*WRITTEN TASK:* Reproduce the records. Keep every word exact and include no images.

######

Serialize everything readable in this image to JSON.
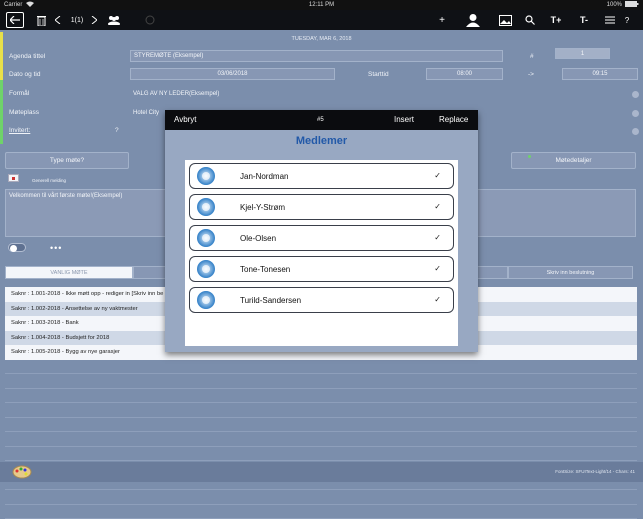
{
  "status_bar": {
    "carrier": "Carrier",
    "time": "12:11 PM",
    "battery": "100%"
  },
  "toolbar": {
    "page_indicator": "1(1)",
    "text_larger": "T+",
    "text_smaller": "T-",
    "help": "?",
    "add": "+"
  },
  "date_header": "TUESDAY, MAR 6, 2018",
  "form": {
    "agenda_label": "Agenda tittel",
    "agenda_value": "STYREMØTE (Eksempel)",
    "number_label": "#",
    "number_value": "1",
    "date_label": "Dato og tid",
    "date_value": "03/06/2018",
    "start_label": "Starttid",
    "start_value": "08:00",
    "arrow": "->",
    "end_value": "09:15",
    "purpose_label": "Formål",
    "purpose_value": "VALG AV NY LEDER(Eksempel)",
    "venue_label": "Møteplass",
    "venue_value": "Hotel City",
    "invited_label": "Invitert:",
    "invited_q": "?"
  },
  "tabs": {
    "type": "Type møte?",
    "details": "Møtedetaljer"
  },
  "general_label": "Generell melding",
  "message_text": "Velkommen til vårt første møte!(Eksempel)",
  "segments": {
    "regular": "VANLIG MØTE",
    "write_decision": "Skriv inn beslutning"
  },
  "list_items": [
    "Saknr : 1.001-2018  - Ikke møtt opp - rediger in  [Skriv inn be",
    "Saknr : 1.002-2018  - Ansettelse av ny vaktmester",
    "Saknr : 1.003-2018  - Bank",
    "Saknr : 1.004-2018  - Budsjett for 2018",
    "Saknr : 1.005-2018  - Bygg av nye garasjer"
  ],
  "footer_font": "FontSize: SFUIText-Light/14 - Chars: 41",
  "modal": {
    "cancel": "Avbryt",
    "count": "#5",
    "insert": "Insert",
    "replace": "Replace",
    "title": "Medlemer",
    "check": "✓",
    "members": [
      "Jan-Nordman",
      "Kjel-Y-Strøm",
      "Ole-Olsen",
      "Tone-Tonesen",
      "Turild-Sandersen"
    ]
  },
  "colors": {
    "accent_yellow": "#e8e04a",
    "accent_green": "#6fd36a",
    "modal_title": "#2259a8"
  }
}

######

*SOLVED EXERCISE:*
Serialize everything readable in this image to JSON.
{
  "status_bar": {
    "carrier": "Carrier",
    "time": "12:11 PM",
    "battery": "100%"
  },
  "toolbar": {
    "page_indicator": "1(1)",
    "text_larger": "T+",
    "text_smaller": "T-",
    "help": "?",
    "add": "+"
  },
  "date_header": "TUESDAY, MAR 6, 2018",
  "form": {
    "agenda_label": "Agenda tittel",
    "agenda_value": "STYREMØTE (Eksempel)",
    "number_label": "#",
    "number_value": "1",
    "date_label": "Dato og tid",
    "date_value": "03/06/2018",
    "start_label": "Starttid",
    "start_value": "08:00",
    "arrow": "->",
    "end_value": "09:15",
    "purpose_label": "Formål",
    "purpose_value": "VALG AV NY LEDER(Eksempel)",
    "venue_label": "Møteplass",
    "venue_value": "Hotel City",
    "invited_label": "Invitert:",
    "invited_q": "?"
  },
  "tabs": {
    "type": "Type møte?",
    "details": "Møtedetaljer"
  },
  "general_label": "Generell melding",
  "message_text": "Velkommen til vårt første møte!(Eksempel)",
  "segments": {
    "regular": "VANLIG MØTE",
    "write_decision": "Skriv inn beslutning"
  },
  "list_items": [
    "Saknr : 1.001-2018  - Ikke møtt opp - rediger in  [Skriv inn be",
    "Saknr : 1.002-2018  - Ansettelse av ny vaktmester",
    "Saknr : 1.003-2018  - Bank",
    "Saknr : 1.004-2018  - Budsjett for 2018",
    "Saknr : 1.005-2018  - Bygg av nye garasjer"
  ],
  "footer_font": "FontSize: SFUIText-Light/14 - Chars: 41",
  "modal": {
    "cancel": "Avbryt",
    "count": "#5",
    "insert": "Insert",
    "replace": "Replace",
    "title": "Medlemer",
    "check": "✓",
    "members": [
      "Jan-Nordman",
      "Kjel-Y-Strøm",
      "Ole-Olsen",
      "Tone-Tonesen",
      "Turild-Sandersen"
    ]
  },
  "colors": {
    "accent_yellow": "#e8e04a",
    "accent_green": "#6fd36a",
    "modal_title": "#2259a8"
  }
}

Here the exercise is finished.